**Exercise prompt**
Copy out every line exactly as given.

**Dataset excerpt**
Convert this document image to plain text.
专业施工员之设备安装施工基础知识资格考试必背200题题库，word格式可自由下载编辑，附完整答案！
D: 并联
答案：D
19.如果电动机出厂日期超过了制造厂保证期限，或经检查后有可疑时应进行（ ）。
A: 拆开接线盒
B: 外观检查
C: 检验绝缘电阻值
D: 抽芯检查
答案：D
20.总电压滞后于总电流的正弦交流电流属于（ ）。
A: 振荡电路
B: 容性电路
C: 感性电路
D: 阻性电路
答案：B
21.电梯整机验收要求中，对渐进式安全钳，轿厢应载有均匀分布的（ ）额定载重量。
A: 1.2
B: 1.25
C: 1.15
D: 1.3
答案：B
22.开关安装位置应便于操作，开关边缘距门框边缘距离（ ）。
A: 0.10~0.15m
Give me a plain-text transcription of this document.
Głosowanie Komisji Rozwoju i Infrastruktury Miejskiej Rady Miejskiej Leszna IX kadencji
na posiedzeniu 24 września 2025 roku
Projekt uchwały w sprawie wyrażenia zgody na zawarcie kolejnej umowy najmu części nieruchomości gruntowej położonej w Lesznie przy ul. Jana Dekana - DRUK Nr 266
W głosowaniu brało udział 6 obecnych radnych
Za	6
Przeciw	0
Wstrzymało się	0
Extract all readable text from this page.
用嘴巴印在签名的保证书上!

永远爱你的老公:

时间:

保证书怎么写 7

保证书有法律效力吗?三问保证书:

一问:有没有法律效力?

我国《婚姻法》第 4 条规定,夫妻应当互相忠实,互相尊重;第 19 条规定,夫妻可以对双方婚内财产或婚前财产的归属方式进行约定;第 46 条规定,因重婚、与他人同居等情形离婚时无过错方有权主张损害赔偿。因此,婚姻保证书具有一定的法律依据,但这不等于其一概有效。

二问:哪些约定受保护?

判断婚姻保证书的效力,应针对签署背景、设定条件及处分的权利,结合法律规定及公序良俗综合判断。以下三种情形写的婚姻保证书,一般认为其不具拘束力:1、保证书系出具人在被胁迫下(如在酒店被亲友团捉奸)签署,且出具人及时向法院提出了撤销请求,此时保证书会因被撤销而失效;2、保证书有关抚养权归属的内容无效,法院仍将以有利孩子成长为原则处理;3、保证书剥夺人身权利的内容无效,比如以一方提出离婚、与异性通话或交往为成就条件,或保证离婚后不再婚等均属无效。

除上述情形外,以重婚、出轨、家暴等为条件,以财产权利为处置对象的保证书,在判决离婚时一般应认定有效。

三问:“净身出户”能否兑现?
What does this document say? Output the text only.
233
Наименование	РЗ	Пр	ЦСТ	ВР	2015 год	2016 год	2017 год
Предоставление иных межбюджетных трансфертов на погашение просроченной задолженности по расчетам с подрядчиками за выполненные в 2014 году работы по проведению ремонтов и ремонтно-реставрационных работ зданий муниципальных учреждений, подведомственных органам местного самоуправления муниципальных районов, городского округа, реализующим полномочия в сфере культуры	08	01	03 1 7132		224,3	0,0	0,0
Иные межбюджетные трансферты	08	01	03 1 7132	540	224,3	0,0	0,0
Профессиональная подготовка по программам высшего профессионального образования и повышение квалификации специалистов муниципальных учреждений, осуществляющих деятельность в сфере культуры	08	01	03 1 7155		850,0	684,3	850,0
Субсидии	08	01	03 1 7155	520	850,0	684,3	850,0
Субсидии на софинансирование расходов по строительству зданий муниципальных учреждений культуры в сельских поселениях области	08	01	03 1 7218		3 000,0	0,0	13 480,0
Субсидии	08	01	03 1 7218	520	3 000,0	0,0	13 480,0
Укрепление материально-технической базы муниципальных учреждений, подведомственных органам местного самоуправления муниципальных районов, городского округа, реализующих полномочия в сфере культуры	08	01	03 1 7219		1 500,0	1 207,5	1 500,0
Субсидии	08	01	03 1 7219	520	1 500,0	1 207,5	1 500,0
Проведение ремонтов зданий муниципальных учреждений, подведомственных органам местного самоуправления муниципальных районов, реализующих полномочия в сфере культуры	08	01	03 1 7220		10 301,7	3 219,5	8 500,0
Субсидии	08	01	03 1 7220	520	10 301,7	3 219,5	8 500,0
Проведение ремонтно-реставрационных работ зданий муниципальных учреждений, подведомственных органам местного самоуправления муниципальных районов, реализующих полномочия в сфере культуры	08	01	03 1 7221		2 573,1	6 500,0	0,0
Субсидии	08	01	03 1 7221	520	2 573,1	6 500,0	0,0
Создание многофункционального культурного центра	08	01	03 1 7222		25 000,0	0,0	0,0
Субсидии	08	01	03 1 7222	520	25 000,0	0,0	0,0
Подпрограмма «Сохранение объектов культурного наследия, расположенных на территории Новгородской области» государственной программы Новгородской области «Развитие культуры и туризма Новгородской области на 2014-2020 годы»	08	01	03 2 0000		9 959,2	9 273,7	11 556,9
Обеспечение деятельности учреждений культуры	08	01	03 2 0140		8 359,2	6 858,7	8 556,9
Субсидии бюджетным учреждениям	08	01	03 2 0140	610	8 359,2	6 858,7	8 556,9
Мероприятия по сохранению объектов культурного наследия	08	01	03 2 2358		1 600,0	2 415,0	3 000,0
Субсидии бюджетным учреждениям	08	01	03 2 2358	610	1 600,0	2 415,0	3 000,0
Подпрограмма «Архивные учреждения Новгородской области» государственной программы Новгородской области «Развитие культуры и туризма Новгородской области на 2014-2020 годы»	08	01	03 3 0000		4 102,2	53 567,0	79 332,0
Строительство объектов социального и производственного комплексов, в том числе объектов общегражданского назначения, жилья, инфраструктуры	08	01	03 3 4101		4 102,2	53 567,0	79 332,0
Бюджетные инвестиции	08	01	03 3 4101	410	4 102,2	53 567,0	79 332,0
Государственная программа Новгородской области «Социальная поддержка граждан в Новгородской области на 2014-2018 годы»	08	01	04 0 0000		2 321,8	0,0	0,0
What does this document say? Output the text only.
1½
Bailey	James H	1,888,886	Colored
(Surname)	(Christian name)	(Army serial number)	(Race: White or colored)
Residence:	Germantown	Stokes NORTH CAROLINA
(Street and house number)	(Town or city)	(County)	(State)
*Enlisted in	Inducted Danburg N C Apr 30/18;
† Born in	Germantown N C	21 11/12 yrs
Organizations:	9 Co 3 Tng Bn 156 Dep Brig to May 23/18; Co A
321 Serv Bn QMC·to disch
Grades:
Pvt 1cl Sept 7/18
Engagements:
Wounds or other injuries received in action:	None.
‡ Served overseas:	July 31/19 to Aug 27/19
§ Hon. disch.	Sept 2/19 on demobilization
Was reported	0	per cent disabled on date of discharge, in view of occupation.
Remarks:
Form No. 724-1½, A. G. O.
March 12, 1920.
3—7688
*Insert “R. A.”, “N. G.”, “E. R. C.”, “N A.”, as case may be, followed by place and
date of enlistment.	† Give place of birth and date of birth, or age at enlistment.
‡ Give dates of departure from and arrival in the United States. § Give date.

**Solution for this problem**
Convert this document image to plain text.
专业施工员之设备安装施工基础知识资格考试必背200题题库，word格式可自由下载编辑，附完整答案！
D: 并联
答案：D
19.如果电动机出厂日期超过了制造厂保证期限，或经检查后有可疑时应进行（ ）。
A: 拆开接线盒
B: 外观检查
C: 检验绝缘电阻值
D: 抽芯检查
答案：D
20.总电压滞后于总电流的正弦交流电流属于（ ）。
A: 振荡电路
B: 容性电路
C: 感性电路
D: 阻性电路
答案：B
21.电梯整机验收要求中，对渐进式安全钳，轿厢应载有均匀分布的（ ）额定载重量。
A: 1.2
B: 1.25
C: 1.15
D: 1.3
答案：B
22.开关安装位置应便于操作，开关边缘距门框边缘距离（ ）。
A: 0.10~0.15m
Give me a plain-text transcription of this document.
Głosowanie Komisji Rozwoju i Infrastruktury Miejskiej Rady Miejskiej Leszna IX kadencji
na posiedzeniu 24 września 2025 roku
Projekt uchwały w sprawie wyrażenia zgody na zawarcie kolejnej umowy najmu części nieruchomości gruntowej położonej w Lesznie przy ul. Jana Dekana - DRUK Nr 266
W głosowaniu brało udział 6 obecnych radnych
Za	6
Przeciw	0
Wstrzymało się	0
Extract all readable text from this page.
用嘴巴印在签名的保证书上!

永远爱你的老公:

时间:

保证书怎么写 7

保证书有法律效力吗?三问保证书:

一问:有没有法律效力?

我国《婚姻法》第 4 条规定,夫妻应当互相忠实,互相尊重;第 19 条规定,夫妻可以对双方婚内财产或婚前财产的归属方式进行约定;第 46 条规定,因重婚、与他人同居等情形离婚时无过错方有权主张损害赔偿。因此,婚姻保证书具有一定的法律依据,但这不等于其一概有效。

二问:哪些约定受保护?

判断婚姻保证书的效力,应针对签署背景、设定条件及处分的权利,结合法律规定及公序良俗综合判断。以下三种情形写的婚姻保证书,一般认为其不具拘束力:1、保证书系出具人在被胁迫下(如在酒店被亲友团捉奸)签署,且出具人及时向法院提出了撤销请求,此时保证书会因被撤销而失效;2、保证书有关抚养权归属的内容无效,法院仍将以有利孩子成长为原则处理;3、保证书剥夺人身权利的内容无效,比如以一方提出离婚、与异性通话或交往为成就条件,或保证离婚后不再婚等均属无效。

除上述情形外,以重婚、出轨、家暴等为条件,以财产权利为处置对象的保证书,在判决离婚时一般应认定有效。

三问:“净身出户”能否兑现?
What does this document say? Output the text only.
233
Наименование	РЗ	Пр	ЦСТ	ВР	2015 год	2016 год	2017 год
Предоставление иных межбюджетных трансфертов на погашение просроченной задолженности по расчетам с подрядчиками за выполненные в 2014 году работы по проведению ремонтов и ремонтно-реставрационных работ зданий муниципальных учреждений, подведомственных органам местного самоуправления муниципальных районов, городского округа, реализующим полномочия в сфере культуры	08	01	03 1 7132		224,3	0,0	0,0
Иные межбюджетные трансферты	08	01	03 1 7132	540	224,3	0,0	0,0
Профессиональная подготовка по программам высшего профессионального образования и повышение квалификации специалистов муниципальных учреждений, осуществляющих деятельность в сфере культуры	08	01	03 1 7155		850,0	684,3	850,0
Субсидии	08	01	03 1 7155	520	850,0	684,3	850,0
Субсидии на софинансирование расходов по строительству зданий муниципальных учреждений культуры в сельских поселениях области	08	01	03 1 7218		3 000,0	0,0	13 480,0
Субсидии	08	01	03 1 7218	520	3 000,0	0,0	13 480,0
Укрепление материально-технической базы муниципальных учреждений, подведомственных органам местного самоуправления муниципальных районов, городского округа, реализующих полномочия в сфере культуры	08	01	03 1 7219		1 500,0	1 207,5	1 500,0
Субсидии	08	01	03 1 7219	520	1 500,0	1 207,5	1 500,0
Проведение ремонтов зданий муниципальных учреждений, подведомственных органам местного самоуправления муниципальных районов, реализующих полномочия в сфере культуры	08	01	03 1 7220		10 301,7	3 219,5	8 500,0
Субсидии	08	01	03 1 7220	520	10 301,7	3 219,5	8 500,0
Проведение ремонтно-реставрационных работ зданий муниципальных учреждений, подведомственных органам местного самоуправления муниципальных районов, реализующих полномочия в сфере культуры	08	01	03 1 7221		2 573,1	6 500,0	0,0
Субсидии	08	01	03 1 7221	520	2 573,1	6 500,0	0,0
Создание многофункционального культурного центра	08	01	03 1 7222		25 000,0	0,0	0,0
Субсидии	08	01	03 1 7222	520	25 000,0	0,0	0,0
Подпрограмма «Сохранение объектов культурного наследия, расположенных на территории Новгородской области» государственной программы Новгородской области «Развитие культуры и туризма Новгородской области на 2014-2020 годы»	08	01	03 2 0000		9 959,2	9 273,7	11 556,9
Обеспечение деятельности учреждений культуры	08	01	03 2 0140		8 359,2	6 858,7	8 556,9
Субсидии бюджетным учреждениям	08	01	03 2 0140	610	8 359,2	6 858,7	8 556,9
Мероприятия по сохранению объектов культурного наследия	08	01	03 2 2358		1 600,0	2 415,0	3 000,0
Субсидии бюджетным учреждениям	08	01	03 2 2358	610	1 600,0	2 415,0	3 000,0
Подпрограмма «Архивные учреждения Новгородской области» государственной программы Новгородской области «Развитие культуры и туризма Новгородской области на 2014-2020 годы»	08	01	03 3 0000		4 102,2	53 567,0	79 332,0
Строительство объектов социального и производственного комплексов, в том числе объектов общегражданского назначения, жилья, инфраструктуры	08	01	03 3 4101		4 102,2	53 567,0	79 332,0
Бюджетные инвестиции	08	01	03 3 4101	410	4 102,2	53 567,0	79 332,0
Государственная программа Новгородской области «Социальная поддержка граждан в Новгородской области на 2014-2018 годы»	08	01	04 0 0000		2 321,8	0,0	0,0
What does this document say? Output the text only.
1½
Bailey	James H	1,888,886	Colored
(Surname)	(Christian name)	(Army serial number)	(Race: White or colored)
Residence:	Germantown	Stokes NORTH CAROLINA
(Street and house number)	(Town or city)	(County)	(State)
*Enlisted in	Inducted Danburg N C Apr 30/18;
† Born in	Germantown N C	21 11/12 yrs
Organizations:	9 Co 3 Tng Bn 156 Dep Brig to May 23/18; Co A
321 Serv Bn QMC·to disch
Grades:
Pvt 1cl Sept 7/18
Engagements:
Wounds or other injuries received in action:	None.
‡ Served overseas:	July 31/19 to Aug 27/19
§ Hon. disch.	Sept 2/19 on demobilization
Was reported	0	per cent disabled on date of discharge, in view of occupation.
Remarks:
Form No. 724-1½, A. G. O.
March 12, 1920.
3—7688
*Insert “R. A.”, “N. G.”, “E. R. C.”, “N A.”, as case may be, followed by place and
date of enlistment.	† Give place of birth and date of birth, or age at enlistment.
‡ Give dates of departure from and arrival in the United States. § Give date.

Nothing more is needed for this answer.